Extract the lines that carry the string "Feature" from the listing.

Collected data
——————————

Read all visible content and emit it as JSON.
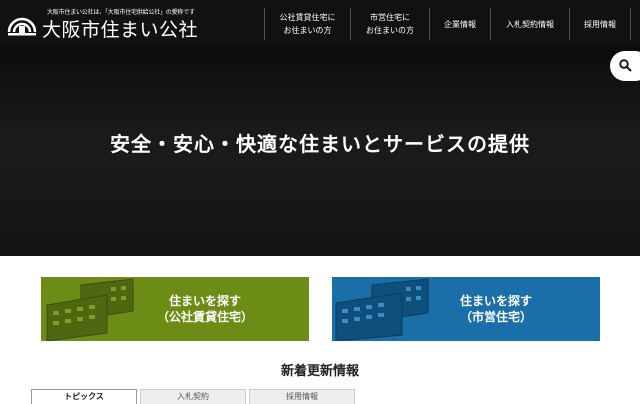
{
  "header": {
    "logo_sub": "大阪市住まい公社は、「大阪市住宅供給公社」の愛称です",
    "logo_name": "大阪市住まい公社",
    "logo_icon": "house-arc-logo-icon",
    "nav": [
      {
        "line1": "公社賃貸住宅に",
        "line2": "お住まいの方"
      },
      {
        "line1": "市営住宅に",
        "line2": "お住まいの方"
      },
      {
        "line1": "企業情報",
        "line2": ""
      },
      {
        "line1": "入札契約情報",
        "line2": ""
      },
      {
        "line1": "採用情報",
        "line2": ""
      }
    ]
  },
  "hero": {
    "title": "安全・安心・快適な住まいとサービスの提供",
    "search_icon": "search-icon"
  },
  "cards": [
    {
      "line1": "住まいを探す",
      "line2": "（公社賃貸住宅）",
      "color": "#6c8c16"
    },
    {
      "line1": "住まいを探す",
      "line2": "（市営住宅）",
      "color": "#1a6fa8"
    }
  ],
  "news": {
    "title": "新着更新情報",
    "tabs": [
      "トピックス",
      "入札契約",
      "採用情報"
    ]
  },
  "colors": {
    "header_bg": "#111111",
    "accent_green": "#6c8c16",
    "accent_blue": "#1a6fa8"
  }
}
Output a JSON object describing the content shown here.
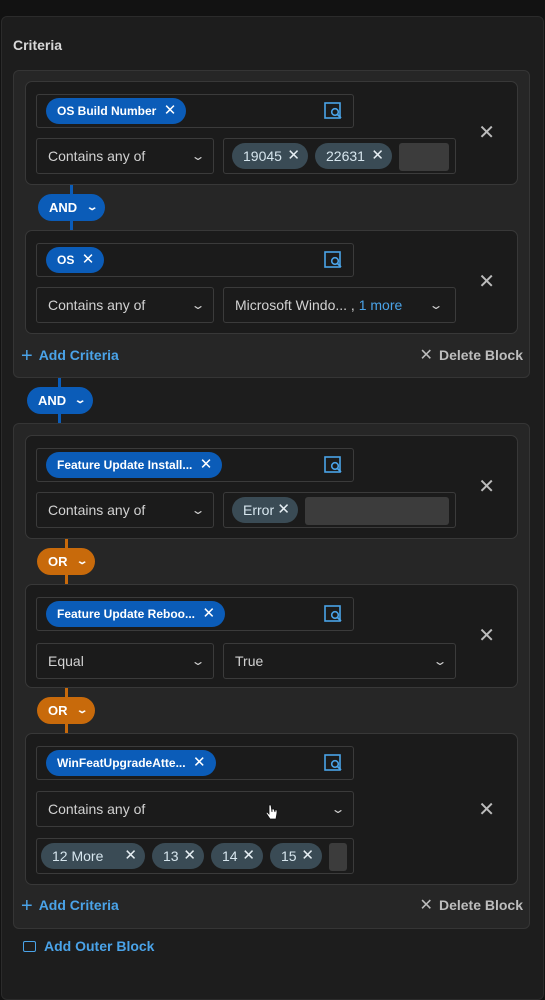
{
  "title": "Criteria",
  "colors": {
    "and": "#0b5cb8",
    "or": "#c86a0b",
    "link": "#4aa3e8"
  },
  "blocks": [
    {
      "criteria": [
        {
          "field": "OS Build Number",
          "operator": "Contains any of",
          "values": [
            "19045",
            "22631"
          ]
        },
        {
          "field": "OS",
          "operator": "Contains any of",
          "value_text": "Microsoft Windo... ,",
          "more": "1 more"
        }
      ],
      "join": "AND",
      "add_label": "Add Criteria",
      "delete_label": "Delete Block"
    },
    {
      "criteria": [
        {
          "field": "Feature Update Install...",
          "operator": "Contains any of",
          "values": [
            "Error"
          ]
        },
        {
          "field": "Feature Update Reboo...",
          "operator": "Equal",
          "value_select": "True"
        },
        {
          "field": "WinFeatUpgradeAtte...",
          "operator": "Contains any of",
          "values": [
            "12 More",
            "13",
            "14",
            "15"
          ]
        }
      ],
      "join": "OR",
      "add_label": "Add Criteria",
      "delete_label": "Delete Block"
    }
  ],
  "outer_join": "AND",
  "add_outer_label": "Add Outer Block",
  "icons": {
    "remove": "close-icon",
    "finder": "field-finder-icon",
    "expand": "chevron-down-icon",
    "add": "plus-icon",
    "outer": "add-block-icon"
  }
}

——————————

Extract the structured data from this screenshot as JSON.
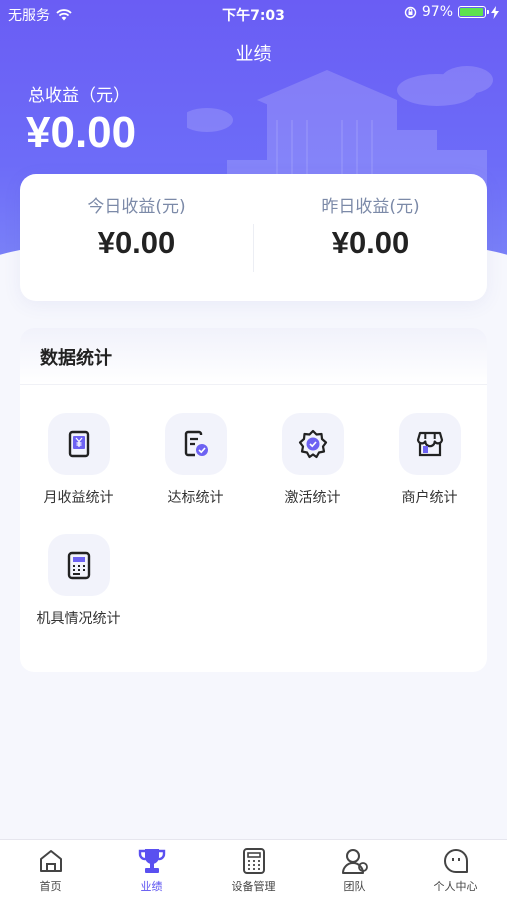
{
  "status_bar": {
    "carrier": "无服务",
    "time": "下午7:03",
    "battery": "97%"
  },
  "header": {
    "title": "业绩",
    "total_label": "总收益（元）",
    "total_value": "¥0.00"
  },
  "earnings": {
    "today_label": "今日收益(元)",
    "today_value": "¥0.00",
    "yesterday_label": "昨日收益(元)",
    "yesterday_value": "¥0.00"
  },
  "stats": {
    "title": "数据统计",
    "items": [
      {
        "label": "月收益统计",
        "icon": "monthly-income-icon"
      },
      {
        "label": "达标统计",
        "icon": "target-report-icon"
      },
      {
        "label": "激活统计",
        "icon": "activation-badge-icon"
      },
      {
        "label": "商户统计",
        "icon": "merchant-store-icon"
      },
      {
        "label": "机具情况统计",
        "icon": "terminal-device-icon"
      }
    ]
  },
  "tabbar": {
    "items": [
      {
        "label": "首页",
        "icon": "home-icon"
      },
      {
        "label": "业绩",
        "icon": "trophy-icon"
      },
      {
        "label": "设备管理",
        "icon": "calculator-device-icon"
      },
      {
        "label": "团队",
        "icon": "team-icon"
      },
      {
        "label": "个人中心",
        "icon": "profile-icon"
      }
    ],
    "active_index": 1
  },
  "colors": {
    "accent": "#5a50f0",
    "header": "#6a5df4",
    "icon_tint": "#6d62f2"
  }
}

——————————

## TASK RESPONSE
          "field": "Feature Update Install...",
          "field": "Feature Update Reboo...",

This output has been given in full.